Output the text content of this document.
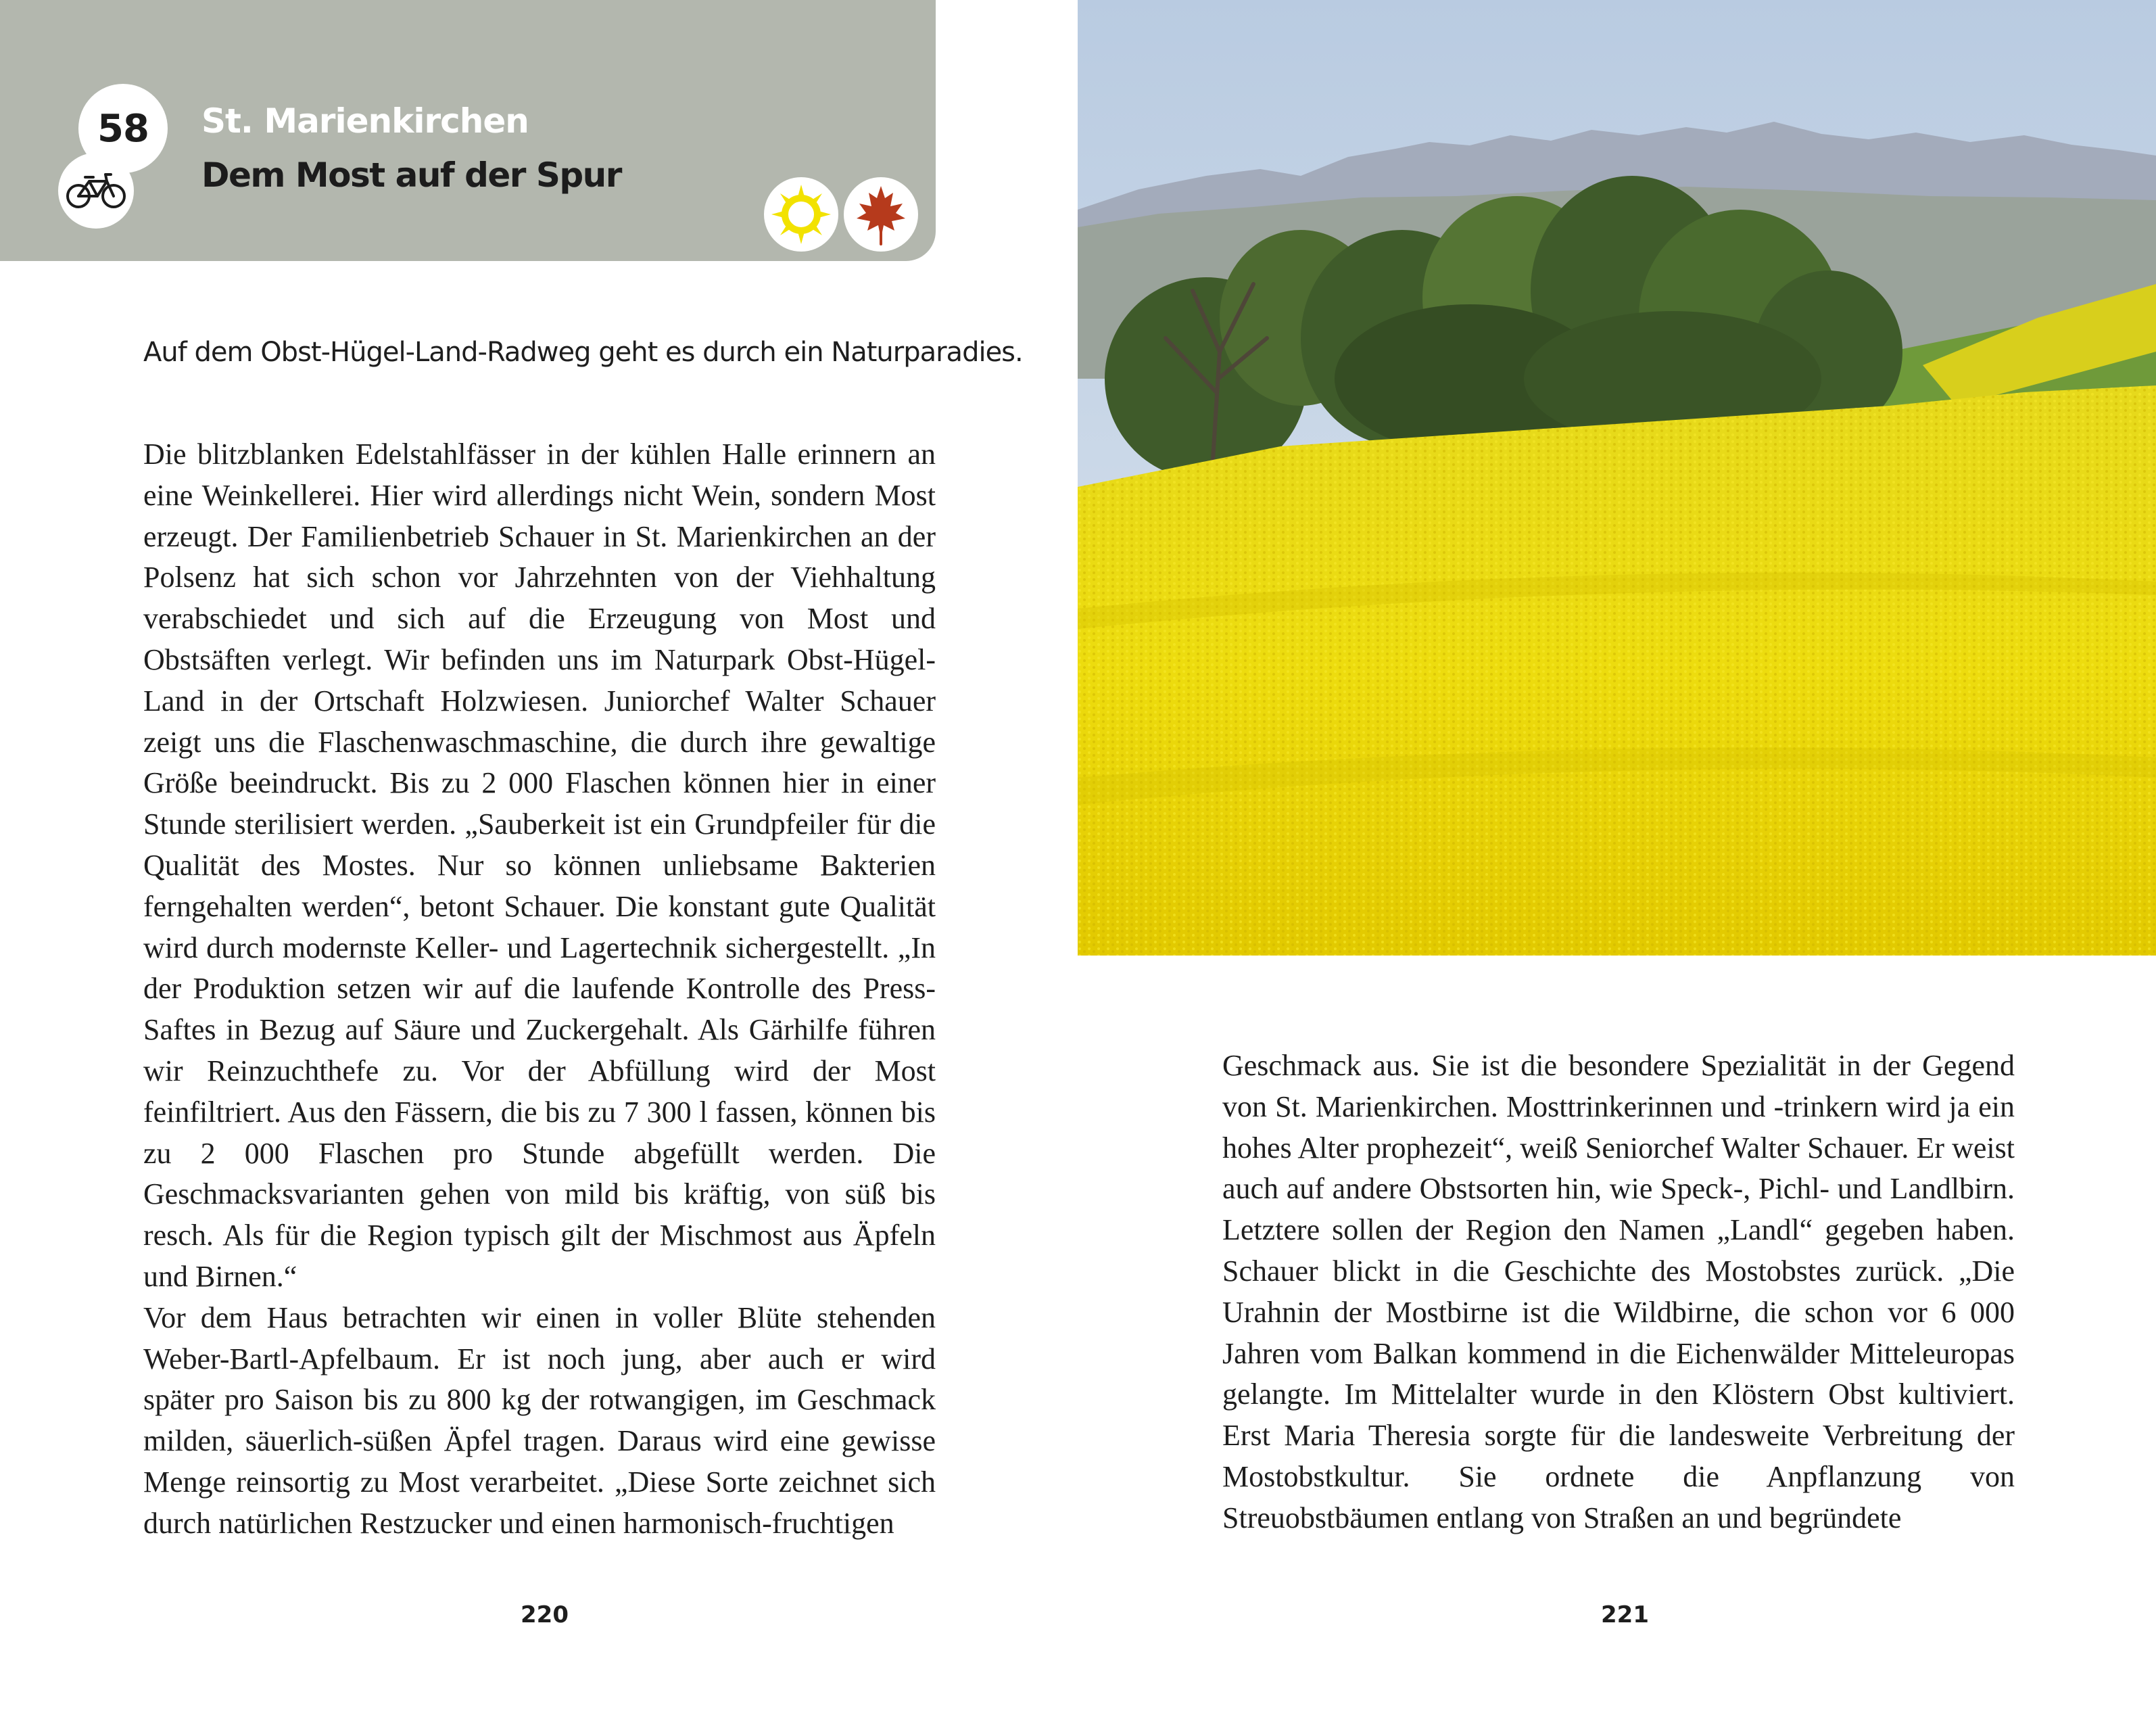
58 St. Marienkirchen
Dem Most auf der Spur

Auf dem Obst-Hügel-Land-Radweg geht es durch ein Naturparadies.

Die blitzblanken Edelstahlfässer in der kühlen Halle erinnern an eine Weinkellerei. Hier wird allerdings nicht Wein, sondern Most erzeugt. Der Familienbetrieb Schauer in St. Marienkirchen an der Polsenz hat sich schon vor Jahrzehnten von der Viehhaltung verabschiedet und sich auf die Erzeugung von Most und Obstsäften verlegt. Wir befinden uns im Naturpark Obst-Hügel-Land in der Ortschaft Holzwiesen. Juniorchef Walter Schauer zeigt uns die Flaschenwaschmaschine, die durch ihre gewaltige Größe beeindruckt. Bis zu 2 000 Flaschen können hier in einer Stunde sterilisiert werden. „Sauberkeit ist ein Grundpfeiler für die Qualität des Mostes. Nur so können unliebsame Bakterien ferngehalten werden“, betont Schauer. Die konstant gute Qualität wird durch modernste Keller- und Lagertechnik sichergestellt. „In der Produktion setzen wir auf die laufende Kontrolle des Press-Saftes in Bezug auf Säure und Zuckergehalt. Als Gärhilfe führen wir Reinzuchthefe zu. Vor der Abfüllung wird der Most feinfiltriert. Aus den Fässern, die bis zu 7 300 l fassen, können bis zu 2 000 Flaschen pro Stunde abgefüllt werden. Die Geschmacksvarianten gehen von mild bis kräftig, von süß bis resch. Als für die Region typisch gilt der Mischmost aus Äpfeln und Birnen.“

Vor dem Haus betrachten wir einen in voller Blüte stehenden Weber-Bartl-Apfelbaum. Er ist noch jung, aber auch er wird später pro Saison bis zu 800 kg der rotwangigen, im Geschmack milden, säuerlich-süßen Äpfel tragen. Daraus wird eine gewisse Menge reinsortig zu Most verarbeitet. „Diese Sorte zeichnet sich durch natürlichen Restzucker und einen harmonisch-fruchtigen

Geschmack aus. Sie ist die besondere Spezialität in der Gegend von St. Marienkirchen. Mosttrinkerinnen und -trinkern wird ja ein hohes Alter prophezeit“, weiß Seniorchef Walter Schauer. Er weist auch auf andere Obstsorten hin, wie Speck-, Pichl- und Landlbirn. Letztere sollen der Region den Namen „Landl“ gegeben haben. Schauer blickt in die Geschichte des Mostobstes zurück. „Die Urahnin der Mostbirne ist die Wildbirne, die schon vor 6 000 Jahren vom Balkan kommend in die Eichenwälder Mitteleuropas gelangte. Im Mittelalter wurde in den Klöstern Obst kultiviert. Erst Maria Theresia sorgte für die landesweite Verbreitung der Mostobstkultur. Sie ordnete die Anpflanzung von Streuobstbäumen entlang von Straßen an und begründete

220	221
—————
WHAT IS BEING ASKED: Make an exact copy of every entry above, minus the images.

ANSWER TO THIS PROBLEM:
Output the text content of this document.
58 St. Marienkirchen
Dem Most auf der Spur

Auf dem Obst-Hügel-Land-Radweg geht es durch ein Naturparadies.

Die blitzblanken Edelstahlfässer in der kühlen Halle erinnern an eine Weinkellerei. Hier wird allerdings nicht Wein, sondern Most erzeugt. Der Familienbetrieb Schauer in St. Marienkirchen an der Polsenz hat sich schon vor Jahrzehnten von der Viehhaltung verabschiedet und sich auf die Erzeugung von Most und Obstsäften verlegt. Wir befinden uns im Naturpark Obst-Hügel-Land in der Ortschaft Holzwiesen. Juniorchef Walter Schauer zeigt uns die Flaschenwaschmaschine, die durch ihre gewaltige Größe beeindruckt. Bis zu 2 000 Flaschen können hier in einer Stunde sterilisiert werden. „Sauberkeit ist ein Grundpfeiler für die Qualität des Mostes. Nur so können unliebsame Bakterien ferngehalten werden“, betont Schauer. Die konstant gute Qualität wird durch modernste Keller- und Lagertechnik sichergestellt. „In der Produktion setzen wir auf die laufende Kontrolle des Press-Saftes in Bezug auf Säure und Zuckergehalt. Als Gärhilfe führen wir Reinzuchthefe zu. Vor der Abfüllung wird der Most feinfiltriert. Aus den Fässern, die bis zu 7 300 l fassen, können bis zu 2 000 Flaschen pro Stunde abgefüllt werden. Die Geschmacksvarianten gehen von mild bis kräftig, von süß bis resch. Als für die Region typisch gilt der Mischmost aus Äpfeln und Birnen.“

Vor dem Haus betrachten wir einen in voller Blüte stehenden Weber-Bartl-Apfelbaum. Er ist noch jung, aber auch er wird später pro Saison bis zu 800 kg der rotwangigen, im Geschmack milden, säuerlich-süßen Äpfel tragen. Daraus wird eine gewisse Menge reinsortig zu Most verarbeitet. „Diese Sorte zeichnet sich durch natürlichen Restzucker und einen harmonisch-fruchtigen

Geschmack aus. Sie ist die besondere Spezialität in der Gegend von St. Marienkirchen. Mosttrinkerinnen und -trinkern wird ja ein hohes Alter prophezeit“, weiß Seniorchef Walter Schauer. Er weist auch auf andere Obstsorten hin, wie Speck-, Pichl- und Landlbirn. Letztere sollen der Region den Namen „Landl“ gegeben haben. Schauer blickt in die Geschichte des Mostobstes zurück. „Die Urahnin der Mostbirne ist die Wildbirne, die schon vor 6 000 Jahren vom Balkan kommend in die Eichenwälder Mitteleuropas gelangte. Im Mittelalter wurde in den Klöstern Obst kultiviert. Erst Maria Theresia sorgte für die landesweite Verbreitung der Mostobstkultur. Sie ordnete die Anpflanzung von Streuobstbäumen entlang von Straßen an und begründete

220	221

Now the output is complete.